(Collected data entries)
········
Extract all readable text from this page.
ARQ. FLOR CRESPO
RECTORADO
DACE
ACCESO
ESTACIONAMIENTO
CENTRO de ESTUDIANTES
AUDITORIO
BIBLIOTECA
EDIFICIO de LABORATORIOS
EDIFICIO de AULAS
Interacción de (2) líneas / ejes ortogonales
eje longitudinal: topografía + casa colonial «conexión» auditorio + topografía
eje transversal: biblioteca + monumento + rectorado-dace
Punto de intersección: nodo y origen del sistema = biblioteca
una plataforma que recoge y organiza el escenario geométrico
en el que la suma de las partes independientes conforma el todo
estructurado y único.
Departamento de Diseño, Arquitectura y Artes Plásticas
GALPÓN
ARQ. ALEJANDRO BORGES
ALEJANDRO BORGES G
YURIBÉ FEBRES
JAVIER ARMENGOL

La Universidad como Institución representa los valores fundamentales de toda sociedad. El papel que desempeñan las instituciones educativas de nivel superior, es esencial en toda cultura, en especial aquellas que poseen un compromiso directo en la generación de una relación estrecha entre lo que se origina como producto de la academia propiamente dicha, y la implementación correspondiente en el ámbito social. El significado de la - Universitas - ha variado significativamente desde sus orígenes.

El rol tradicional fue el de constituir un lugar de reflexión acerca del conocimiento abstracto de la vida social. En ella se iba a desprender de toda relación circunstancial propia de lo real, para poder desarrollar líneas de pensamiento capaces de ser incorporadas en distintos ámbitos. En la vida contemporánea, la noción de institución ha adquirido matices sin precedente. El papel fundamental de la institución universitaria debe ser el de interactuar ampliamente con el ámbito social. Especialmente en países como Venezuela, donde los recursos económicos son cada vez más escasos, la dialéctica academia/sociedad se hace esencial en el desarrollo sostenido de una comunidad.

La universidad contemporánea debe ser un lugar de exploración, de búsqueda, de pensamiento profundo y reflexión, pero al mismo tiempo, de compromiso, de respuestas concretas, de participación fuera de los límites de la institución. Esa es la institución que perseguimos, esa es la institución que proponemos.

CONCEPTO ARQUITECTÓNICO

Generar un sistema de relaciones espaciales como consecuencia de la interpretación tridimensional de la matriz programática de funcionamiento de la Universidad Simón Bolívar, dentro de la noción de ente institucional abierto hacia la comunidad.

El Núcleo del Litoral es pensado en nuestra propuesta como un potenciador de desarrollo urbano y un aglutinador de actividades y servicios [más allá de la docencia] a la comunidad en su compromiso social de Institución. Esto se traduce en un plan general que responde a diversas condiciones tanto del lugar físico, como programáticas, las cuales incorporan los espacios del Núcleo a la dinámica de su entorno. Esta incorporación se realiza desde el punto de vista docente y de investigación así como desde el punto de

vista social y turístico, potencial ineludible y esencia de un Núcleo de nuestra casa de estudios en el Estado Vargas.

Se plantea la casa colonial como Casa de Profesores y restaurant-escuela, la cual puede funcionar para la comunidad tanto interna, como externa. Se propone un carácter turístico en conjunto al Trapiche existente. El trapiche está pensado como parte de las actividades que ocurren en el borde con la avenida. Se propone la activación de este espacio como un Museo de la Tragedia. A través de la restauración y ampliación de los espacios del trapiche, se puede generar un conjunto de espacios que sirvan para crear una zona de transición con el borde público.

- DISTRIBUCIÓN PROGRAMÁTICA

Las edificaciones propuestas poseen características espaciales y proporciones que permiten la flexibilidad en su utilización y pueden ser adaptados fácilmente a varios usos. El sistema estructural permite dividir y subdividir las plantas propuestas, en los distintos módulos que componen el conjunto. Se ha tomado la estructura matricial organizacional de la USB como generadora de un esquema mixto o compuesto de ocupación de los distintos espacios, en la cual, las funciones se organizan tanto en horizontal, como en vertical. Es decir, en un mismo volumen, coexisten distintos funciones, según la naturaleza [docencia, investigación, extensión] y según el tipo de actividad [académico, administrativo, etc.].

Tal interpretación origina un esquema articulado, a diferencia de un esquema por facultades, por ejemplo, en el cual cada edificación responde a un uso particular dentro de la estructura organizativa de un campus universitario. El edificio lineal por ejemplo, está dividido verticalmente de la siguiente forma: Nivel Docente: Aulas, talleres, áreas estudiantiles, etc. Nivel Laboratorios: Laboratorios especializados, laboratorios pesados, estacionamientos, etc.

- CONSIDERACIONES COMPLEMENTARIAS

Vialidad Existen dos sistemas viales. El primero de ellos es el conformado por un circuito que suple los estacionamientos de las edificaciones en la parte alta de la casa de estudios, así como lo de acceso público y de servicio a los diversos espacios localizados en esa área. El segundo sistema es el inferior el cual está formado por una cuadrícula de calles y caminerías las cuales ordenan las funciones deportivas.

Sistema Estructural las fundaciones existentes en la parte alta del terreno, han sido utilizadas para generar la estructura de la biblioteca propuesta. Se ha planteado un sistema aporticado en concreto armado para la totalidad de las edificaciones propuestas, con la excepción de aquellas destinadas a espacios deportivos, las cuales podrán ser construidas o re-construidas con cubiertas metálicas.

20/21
········
= WHAT YOU WILL DO =
The reply is to be an exact repeat of the records above.

= ANSWER =
Extract all readable text from this page.
ARQ. FLOR CRESPO
RECTORADO
DACE
ACCESO
ESTACIONAMIENTO
CENTRO de ESTUDIANTES
AUDITORIO
BIBLIOTECA
EDIFICIO de LABORATORIOS
EDIFICIO de AULAS
Interacción de (2) líneas / ejes ortogonales
eje longitudinal: topografía + casa colonial «conexión» auditorio + topografía
eje transversal: biblioteca + monumento + rectorado-dace
Punto de intersección: nodo y origen del sistema = biblioteca
una plataforma que recoge y organiza el escenario geométrico
en el que la suma de las partes independientes conforma el todo
estructurado y único.
Departamento de Diseño, Arquitectura y Artes Plásticas
GALPÓN
ARQ. ALEJANDRO BORGES
ALEJANDRO BORGES G
YURIBÉ FEBRES
JAVIER ARMENGOL

La Universidad como Institución representa los valores fundamentales de toda sociedad. El papel que desempeñan las instituciones educativas de nivel superior, es esencial en toda cultura, en especial aquellas que poseen un compromiso directo en la generación de una relación estrecha entre lo que se origina como producto de la academia propiamente dicha, y la implementación correspondiente en el ámbito social. El significado de la - Universitas - ha variado significativamente desde sus orígenes.

El rol tradicional fue el de constituir un lugar de reflexión acerca del conocimiento abstracto de la vida social. En ella se iba a desprender de toda relación circunstancial propia de lo real, para poder desarrollar líneas de pensamiento capaces de ser incorporadas en distintos ámbitos. En la vida contemporánea, la noción de institución ha adquirido matices sin precedente. El papel fundamental de la institución universitaria debe ser el de interactuar ampliamente con el ámbito social. Especialmente en países como Venezuela, donde los recursos económicos son cada vez más escasos, la dialéctica academia/sociedad se hace esencial en el desarrollo sostenido de una comunidad.

La universidad contemporánea debe ser un lugar de exploración, de búsqueda, de pensamiento profundo y reflexión, pero al mismo tiempo, de compromiso, de respuestas concretas, de participación fuera de los límites de la institución. Esa es la institución que perseguimos, esa es la institución que proponemos.

CONCEPTO ARQUITECTÓNICO

Generar un sistema de relaciones espaciales como consecuencia de la interpretación tridimensional de la matriz programática de funcionamiento de la Universidad Simón Bolívar, dentro de la noción de ente institucional abierto hacia la comunidad.

El Núcleo del Litoral es pensado en nuestra propuesta como un potenciador de desarrollo urbano y un aglutinador de actividades y servicios [más allá de la docencia] a la comunidad en su compromiso social de Institución. Esto se traduce en un plan general que responde a diversas condiciones tanto del lugar físico, como programáticas, las cuales incorporan los espacios del Núcleo a la dinámica de su entorno. Esta incorporación se realiza desde el punto de vista docente y de investigación así como desde el punto de

vista social y turístico, potencial ineludible y esencia de un Núcleo de nuestra casa de estudios en el Estado Vargas.

Se plantea la casa colonial como Casa de Profesores y restaurant-escuela, la cual puede funcionar para la comunidad tanto interna, como externa. Se propone un carácter turístico en conjunto al Trapiche existente. El trapiche está pensado como parte de las actividades que ocurren en el borde con la avenida. Se propone la activación de este espacio como un Museo de la Tragedia. A través de la restauración y ampliación de los espacios del trapiche, se puede generar un conjunto de espacios que sirvan para crear una zona de transición con el borde público.

- DISTRIBUCIÓN PROGRAMÁTICA

Las edificaciones propuestas poseen características espaciales y proporciones que permiten la flexibilidad en su utilización y pueden ser adaptados fácilmente a varios usos. El sistema estructural permite dividir y subdividir las plantas propuestas, en los distintos módulos que componen el conjunto. Se ha tomado la estructura matricial organizacional de la USB como generadora de un esquema mixto o compuesto de ocupación de los distintos espacios, en la cual, las funciones se organizan tanto en horizontal, como en vertical. Es decir, en un mismo volumen, coexisten distintos funciones, según la naturaleza [docencia, investigación, extensión] y según el tipo de actividad [académico, administrativo, etc.].

Tal interpretación origina un esquema articulado, a diferencia de un esquema por facultades, por ejemplo, en el cual cada edificación responde a un uso particular dentro de la estructura organizativa de un campus universitario. El edificio lineal por ejemplo, está dividido verticalmente de la siguiente forma: Nivel Docente: Aulas, talleres, áreas estudiantiles, etc. Nivel Laboratorios: Laboratorios especializados, laboratorios pesados, estacionamientos, etc.

- CONSIDERACIONES COMPLEMENTARIAS

Vialidad Existen dos sistemas viales. El primero de ellos es el conformado por un circuito que suple los estacionamientos de las edificaciones en la parte alta de la casa de estudios, así como lo de acceso público y de servicio a los diversos espacios localizados en esa área. El segundo sistema es el inferior el cual está formado por una cuadrícula de calles y caminerías las cuales ordenan las funciones deportivas.

Sistema Estructural las fundaciones existentes en la parte alta del terreno, han sido utilizadas para generar la estructura de la biblioteca propuesta. Se ha planteado un sistema aporticado en concreto armado para la totalidad de las edificaciones propuestas, con la excepción de aquellas destinadas a espacios deportivos, las cuales podrán ser construidas o re-construidas con cubiertas metálicas.

20/21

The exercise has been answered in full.